- Problem to work on -
Type out the records that follow, exactly as given.

# start of Task inputs

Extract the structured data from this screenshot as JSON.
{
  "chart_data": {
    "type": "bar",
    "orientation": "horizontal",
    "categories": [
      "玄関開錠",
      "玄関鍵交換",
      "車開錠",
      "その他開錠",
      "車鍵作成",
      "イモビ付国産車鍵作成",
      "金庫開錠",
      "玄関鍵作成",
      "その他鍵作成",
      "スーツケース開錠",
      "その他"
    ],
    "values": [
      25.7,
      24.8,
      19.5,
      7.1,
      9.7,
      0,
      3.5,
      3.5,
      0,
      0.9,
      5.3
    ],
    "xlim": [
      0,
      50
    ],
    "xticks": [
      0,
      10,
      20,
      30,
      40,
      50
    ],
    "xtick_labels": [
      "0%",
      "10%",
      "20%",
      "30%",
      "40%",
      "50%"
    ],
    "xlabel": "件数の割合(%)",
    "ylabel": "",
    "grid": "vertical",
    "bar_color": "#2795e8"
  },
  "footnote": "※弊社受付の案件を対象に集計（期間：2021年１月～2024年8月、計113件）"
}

# end of Task inputs

- Problem solution -
Extract the structured data from this screenshot as JSON.
{
  "chart_data": {
    "type": "bar",
    "orientation": "horizontal",
    "categories": [
      "玄関開錠",
      "玄関鍵交換",
      "車開錠",
      "その他開錠",
      "車鍵作成",
      "イモビ付国産車鍵作成",
      "金庫開錠",
      "玄関鍵作成",
      "その他鍵作成",
      "スーツケース開錠",
      "その他"
    ],
    "values": [
      25.7,
      24.8,
      19.5,
      7.1,
      9.7,
      0,
      3.5,
      3.5,
      0,
      0.9,
      5.3
    ],
    "xlim": [
      0,
      50
    ],
    "xticks": [
      0,
      10,
      20,
      30,
      40,
      50
    ],
    "xtick_labels": [
      "0%",
      "10%",
      "20%",
      "30%",
      "40%",
      "50%"
    ],
    "xlabel": "件数の割合(%)",
    "ylabel": "",
    "grid": "vertical",
    "bar_color": "#2795e8"
  },
  "footnote": "※弊社受付の案件を対象に集計（期間：2021年１月～2024年8月、計113件）"
}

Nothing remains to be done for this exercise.